[Records]
-----

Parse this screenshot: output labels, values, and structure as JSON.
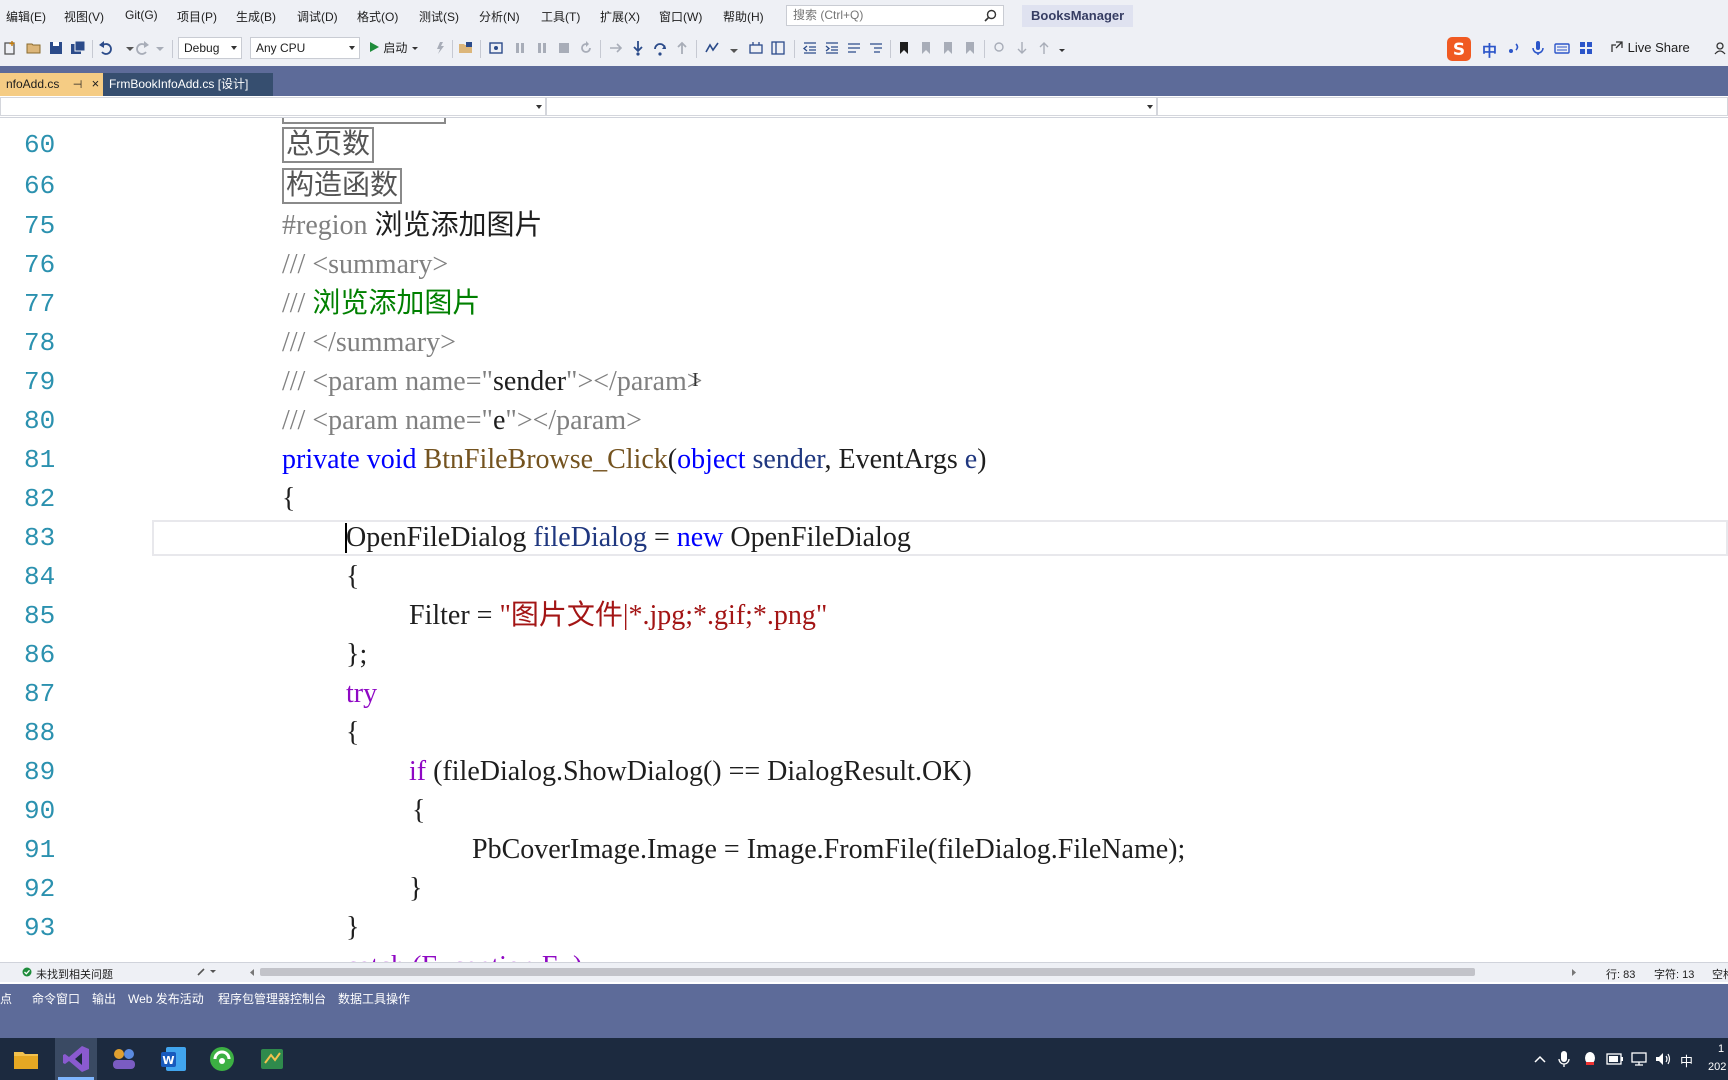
{
  "menu": {
    "items": [
      "编辑(E)",
      "视图(V)",
      "Git(G)",
      "项目(P)",
      "生成(B)",
      "调试(D)",
      "格式(O)",
      "测试(S)",
      "分析(N)",
      "工具(T)",
      "扩展(X)",
      "窗口(W)",
      "帮助(H)"
    ],
    "search_placeholder": "搜索 (Ctrl+Q)",
    "solution_name": "BooksManager"
  },
  "toolbar": {
    "config": "Debug",
    "platform": "Any CPU",
    "start_label": "启动",
    "live_share": "Live Share",
    "ime_label": "中"
  },
  "tabs": {
    "active": "nfoAdd.cs",
    "pin_glyph": "⊣",
    "close_glyph": "×",
    "designer": "FrmBookInfoAdd.cs [设计]"
  },
  "editor": {
    "line_numbers": [
      "60",
      "66",
      "75",
      "76",
      "77",
      "78",
      "79",
      "80",
      "81",
      "82",
      "83",
      "84",
      "85",
      "86",
      "87",
      "88",
      "89",
      "90",
      "91",
      "92",
      "93"
    ],
    "collapsed_regions": [
      "总页数",
      "构造函数"
    ],
    "code": {
      "l75_kw": "#region",
      "l75_text": "浏览添加图片",
      "l76": "/// <summary>",
      "l77_prefix": "///",
      "l77_text": "浏览添加图片",
      "l78": "/// </summary>",
      "l79_a": "/// <param name=\"",
      "l79_b": "sender",
      "l79_c": "\"></param>",
      "l80_a": "/// <param name=\"",
      "l80_b": "e",
      "l80_c": "\"></param>",
      "l81_private": "private",
      "l81_void": "void",
      "l81_method": "BtnFileBrowse_Click",
      "l81_open": "(",
      "l81_object": "object",
      "l81_sender": "sender",
      "l81_comma": ",",
      "l81_eventargs": "EventArgs",
      "l81_e": "e",
      "l81_close": ")",
      "brace_open": "{",
      "brace_close": "}",
      "l83_type": "OpenFileDialog",
      "l83_var": "fileDialog",
      "l83_eq": "=",
      "l83_new": "new",
      "l83_type2": "OpenFileDialog",
      "l85_filter": "Filter =",
      "l85_str": "\"图片文件|*.jpg;*.gif;*.png\"",
      "l86": "};",
      "l87": "try",
      "l89_if": "if",
      "l89_rest": "(fileDialog.ShowDialog() == DialogResult.OK)",
      "l91": "PbCoverImage.Image = Image.FromFile(fileDialog.FileName);",
      "l94_partial": "catch (Exception Ex)"
    }
  },
  "editor_status": {
    "issues": "未找到相关问题",
    "line": "行: 83",
    "char": "字符: 13",
    "mode": "空格"
  },
  "toolwindows": {
    "tabs": [
      "断点",
      "命令窗口",
      "输出",
      "Web 发布活动",
      "程序包管理器控制台",
      "数据工具操作"
    ]
  },
  "taskbar": {
    "tray_ime": "中",
    "clock_partial": "1",
    "date_partial": "202"
  },
  "colors": {
    "accent_tab": "#f5cc84",
    "chrome_blue": "#5d6b99",
    "line_number": "#2b91af",
    "keyword": "#0000ff",
    "string": "#a31515",
    "comment": "#808080"
  }
}
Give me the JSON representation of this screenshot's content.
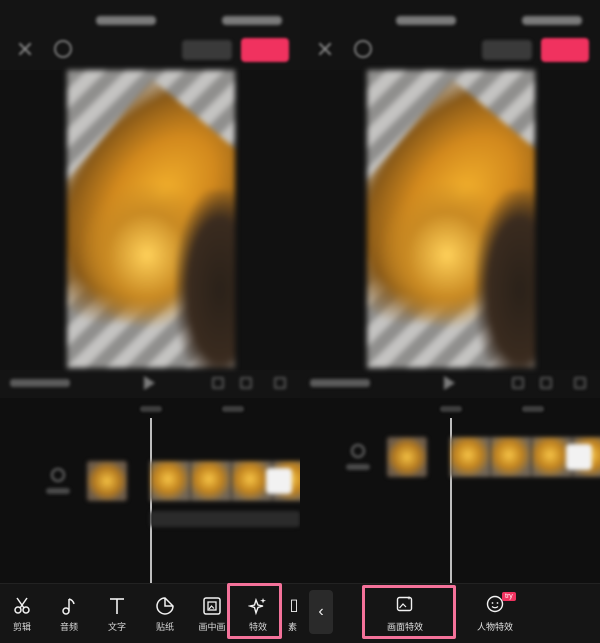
{
  "left_screen": {
    "toolbar": {
      "items": [
        {
          "label": "剪辑",
          "icon": "scissors-icon"
        },
        {
          "label": "音频",
          "icon": "music-note-icon"
        },
        {
          "label": "文字",
          "icon": "text-icon"
        },
        {
          "label": "贴纸",
          "icon": "sticker-icon"
        },
        {
          "label": "画中画",
          "icon": "picture-in-picture-icon"
        },
        {
          "label": "特效",
          "icon": "sparkle-effects-icon"
        }
      ],
      "cut_label": "素",
      "highlighted": "特效"
    }
  },
  "right_screen": {
    "effects_menu": {
      "back_icon": "chevron-left-icon",
      "items": [
        {
          "label": "画面特效",
          "icon": "image-sparkle-icon"
        },
        {
          "label": "人物特效",
          "icon": "face-icon",
          "badge": "try"
        }
      ],
      "highlighted": "画面特效"
    }
  },
  "colors": {
    "accent": "#f0325f",
    "highlight_border": "#f4729a",
    "background": "#141414"
  }
}
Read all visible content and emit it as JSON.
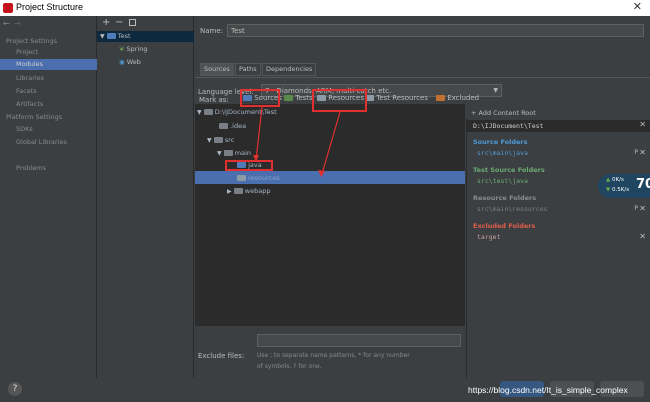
{
  "window": {
    "title": "Project Structure"
  },
  "nav": {
    "header1": "Project Settings",
    "items1": [
      "Project",
      "Modules",
      "Libraries",
      "Facets",
      "Artifacts"
    ],
    "header2": "Platform Settings",
    "items2": [
      "SDKs",
      "Global Libraries"
    ],
    "problems": "Problems"
  },
  "modules": {
    "root": "Test",
    "children": [
      "Spring",
      "Web"
    ]
  },
  "form": {
    "name_label": "Name:",
    "name_value": "Test",
    "tabs": [
      "Sources",
      "Paths",
      "Dependencies"
    ],
    "language_label": "Language level:",
    "language_value": "7 - Diamonds, ARM, multi-catch etc.",
    "mark_as_label": "Mark as:",
    "mark_as": [
      "Sources",
      "Tests",
      "Resources",
      "Test Resources",
      "Excluded"
    ]
  },
  "tree": {
    "root": "D:\\IJDocument\\Test",
    "idea": ".idea",
    "src": "src",
    "main": "main",
    "java": "java",
    "resources": "resources",
    "webapp": "webapp"
  },
  "exclude": {
    "label": "Exclude files:",
    "hint1": "Use ; to separate name patterns, * for any number",
    "hint2": "of symbols, ? for one."
  },
  "rightpanel": {
    "add_root": "Add Content Root",
    "root_path": "D:\\IJDocument\\Test",
    "source_header": "Source Folders",
    "source_path": "src\\main\\java",
    "test_header": "Test Source Folders",
    "test_path": "src\\test\\java",
    "resource_header": "Resource Folders",
    "resource_path": "src\\main\\resources",
    "excluded_header": "Excluded Folders",
    "excluded_path": "target"
  },
  "widget": {
    "up": "0K/s",
    "down": "0.5K/s",
    "pct": "70"
  },
  "watermark": "https://blog.csdn.net/It_is_simple_complex",
  "help": "?",
  "colors": {
    "selection": "#4b6eaf",
    "annotation": "#e03030",
    "source_header": "#4e9ad6",
    "test_header": "#6aab73",
    "excluded_header": "#e25c4c"
  }
}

-----

In your copy of the listing above, reproduce each line exactly and omit all pictures.

Parse this screenshot: output labels, values, and structure as JSON.
{
  "menu": {
    "items": [
      "编辑(E)",
      "视图(V)",
      "Git(G)",
      "项目(P)",
      "生成(B)",
      "调试(D)",
      "格式(O)",
      "测试(S)",
      "分析(N)",
      "工具(T)",
      "扩展(X)",
      "窗口(W)",
      "帮助(H)"
    ],
    "search_placeholder": "搜索 (Ctrl+Q)",
    "solution_name": "BooksManager"
  },
  "toolbar": {
    "config": "Debug",
    "platform": "Any CPU",
    "start_label": "启动",
    "live_share": "Live Share",
    "ime_label": "中"
  },
  "tabs": {
    "active": "nfoAdd.cs",
    "pin_glyph": "⊣",
    "close_glyph": "×",
    "designer": "FrmBookInfoAdd.cs [设计]"
  },
  "editor": {
    "line_numbers": [
      "60",
      "66",
      "75",
      "76",
      "77",
      "78",
      "79",
      "80",
      "81",
      "82",
      "83",
      "84",
      "85",
      "86",
      "87",
      "88",
      "89",
      "90",
      "91",
      "92",
      "93"
    ],
    "collapsed_regions": [
      "总页数",
      "构造函数"
    ],
    "code": {
      "l75_kw": "#region",
      "l75_text": "浏览添加图片",
      "l76": "/// <summary>",
      "l77_prefix": "///",
      "l77_text": "浏览添加图片",
      "l78": "/// </summary>",
      "l79_a": "/// <param name=\"",
      "l79_b": "sender",
      "l79_c": "\"></param>",
      "l80_a": "/// <param name=\"",
      "l80_b": "e",
      "l80_c": "\"></param>",
      "l81_private": "private",
      "l81_void": "void",
      "l81_method": "BtnFileBrowse_Click",
      "l81_open": "(",
      "l81_object": "object",
      "l81_sender": "sender",
      "l81_comma": ",",
      "l81_eventargs": "EventArgs",
      "l81_e": "e",
      "l81_close": ")",
      "brace_open": "{",
      "brace_close": "}",
      "l83_type": "OpenFileDialog",
      "l83_var": "fileDialog",
      "l83_eq": "=",
      "l83_new": "new",
      "l83_type2": "OpenFileDialog",
      "l85_filter": "Filter =",
      "l85_str": "\"图片文件|*.jpg;*.gif;*.png\"",
      "l86": "};",
      "l87": "try",
      "l89_if": "if",
      "l89_rest": "(fileDialog.ShowDialog() == DialogResult.OK)",
      "l91": "PbCoverImage.Image = Image.FromFile(fileDialog.FileName);",
      "l94_partial": "catch (Exception Ex)"
    }
  },
  "editor_status": {
    "issues": "未找到相关问题",
    "line": "行: 83",
    "char": "字符: 13",
    "mode": "空格"
  },
  "toolwindows": {
    "tabs": [
      "断点",
      "命令窗口",
      "输出",
      "Web 发布活动",
      "程序包管理器控制台",
      "数据工具操作"
    ]
  },
  "taskbar": {
    "tray_ime": "中",
    "clock_partial": "1",
    "date_partial": "202"
  },
  "colors": {
    "accent_tab": "#f5cc84",
    "chrome_blue": "#5d6b99",
    "line_number": "#2b91af",
    "keyword": "#0000ff",
    "string": "#a31515",
    "comment": "#808080"
  }
}
Give me the JSON representation of this screenshot's content.
{
  "left_screen": {
    "toolbar": {
      "items": [
        {
          "label": "剪辑",
          "icon": "scissors-icon"
        },
        {
          "label": "音频",
          "icon": "music-note-icon"
        },
        {
          "label": "文字",
          "icon": "text-icon"
        },
        {
          "label": "贴纸",
          "icon": "sticker-icon"
        },
        {
          "label": "画中画",
          "icon": "picture-in-picture-icon"
        },
        {
          "label": "特效",
          "icon": "sparkle-effects-icon"
        }
      ],
      "cut_label": "素",
      "highlighted": "特效"
    }
  },
  "right_screen": {
    "effects_menu": {
      "back_icon": "chevron-left-icon",
      "items": [
        {
          "label": "画面特效",
          "icon": "image-sparkle-icon"
        },
        {
          "label": "人物特效",
          "icon": "face-icon",
          "badge": "try"
        }
      ],
      "highlighted": "画面特效"
    }
  },
  "colors": {
    "accent": "#f0325f",
    "highlight_border": "#f4729a",
    "background": "#141414"
  }
}
Read all visible content and emit it as JSON.
{
  "window": {
    "title": "Project Structure"
  },
  "nav": {
    "header1": "Project Settings",
    "items1": [
      "Project",
      "Modules",
      "Libraries",
      "Facets",
      "Artifacts"
    ],
    "header2": "Platform Settings",
    "items2": [
      "SDKs",
      "Global Libraries"
    ],
    "problems": "Problems"
  },
  "modules": {
    "root": "Test",
    "children": [
      "Spring",
      "Web"
    ]
  },
  "form": {
    "name_label": "Name:",
    "name_value": "Test",
    "tabs": [
      "Sources",
      "Paths",
      "Dependencies"
    ],
    "language_label": "Language level:",
    "language_value": "7 - Diamonds, ARM, multi-catch etc.",
    "mark_as_label": "Mark as:",
    "mark_as": [
      "Sources",
      "Tests",
      "Resources",
      "Test Resources",
      "Excluded"
    ]
  },
  "tree": {
    "root": "D:\\IJDocument\\Test",
    "idea": ".idea",
    "src": "src",
    "main": "main",
    "java": "java",
    "resources": "resources",
    "webapp": "webapp"
  },
  "exclude": {
    "label": "Exclude files:",
    "hint1": "Use ; to separate name patterns, * for any number",
    "hint2": "of symbols, ? for one."
  },
  "rightpanel": {
    "add_root": "Add Content Root",
    "root_path": "D:\\IJDocument\\Test",
    "source_header": "Source Folders",
    "source_path": "src\\main\\java",
    "test_header": "Test Source Folders",
    "test_path": "src\\test\\java",
    "resource_header": "Resource Folders",
    "resource_path": "src\\main\\resources",
    "excluded_header": "Excluded Folders",
    "excluded_path": "target"
  },
  "widget": {
    "up": "0K/s",
    "down": "0.5K/s",
    "pct": "70"
  },
  "watermark": "https://blog.csdn.net/It_is_simple_complex",
  "help": "?",
  "colors": {
    "selection": "#4b6eaf",
    "annotation": "#e03030",
    "source_header": "#4e9ad6",
    "test_header": "#6aab73",
    "excluded_header": "#e25c4c"
  }
}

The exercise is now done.